» Information shown:
◇ ◇ ◇ ◇ ◇

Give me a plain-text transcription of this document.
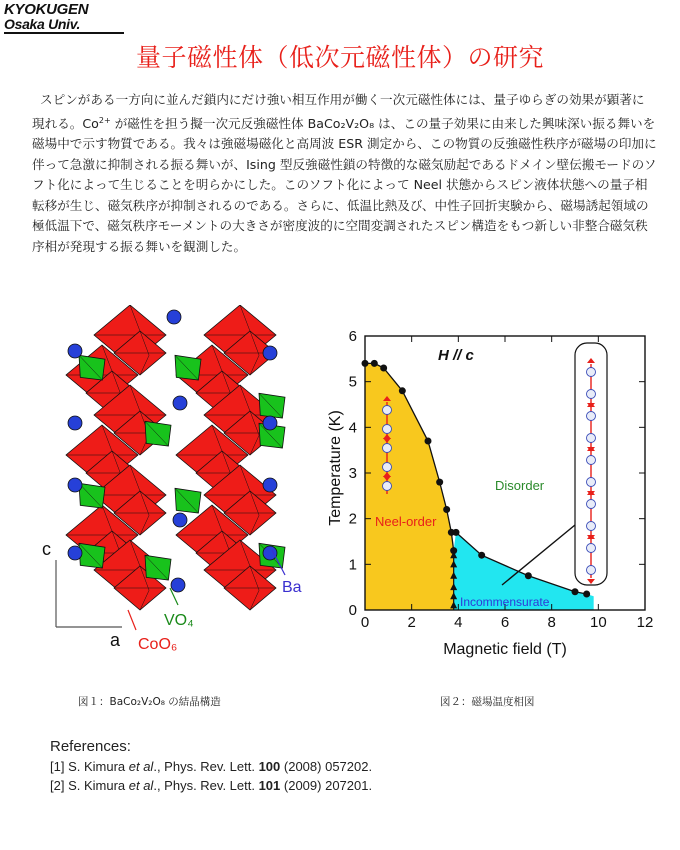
KYOKUGEN
Osaka Univ.
量子磁性体（低次元磁性体）の研究

スピンがある一方向に並んだ鎖内にだけ強い相互作用が働く一次元磁性体には、量子ゆらぎの効果が顕著に現れる。$Co^{2+}$ が磁性を担う擬一次元反強磁性体 BaCo₂V₂O₈ は、この量子効果に由来した興味深い振る舞いを磁場中で示す物質である。我々は強磁場磁化と高周波 ESR 測定から、この物質の反強磁性秩序が磁場の印加に伴って急激に抑制される振る舞いが、Ising 型反強磁性鎖の特徴的な磁気励起であるドメイン壁伝搬モードのソフト化によって生じることを明らかにした。このソフト化によって Neel 状態からスピン液体状態への量子相転移が生じ、磁気秩序が抑制されるのである。さらに、低温比熱及び、中性子回折実験から、磁場誘起領域の極低温下で、磁気秩序モーメントの大きさが密度波的に空間変調されたスピン構造をもつ新しい非整合磁気秩序相が発現する振る舞いを観測した。

c
a
Ba
VO₄
CoO₆
図１：BaCo₂V₂O₈ の結晶構造
0	2	4	6	8 10 12
0
1
2
3
4
5
6
Magnetic field (T)
Temperature (K)
H // c
Neel-order
Disorder
Incommensurate
図２：磁場温度相図
References:
[1] S. Kimura et al., Phys. Rev. Lett. 100 (2008) 057202.
[2] S. Kimura et al., Phys. Rev. Lett. 101 (2009) 207201.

◇ ◇ ◇ ◇ ◇

» Problem statement:
State how many lines of the listing hold the string "BaCo₂V₂O₈"; reply with the number and nothing else.

» Answer for this exercise:
2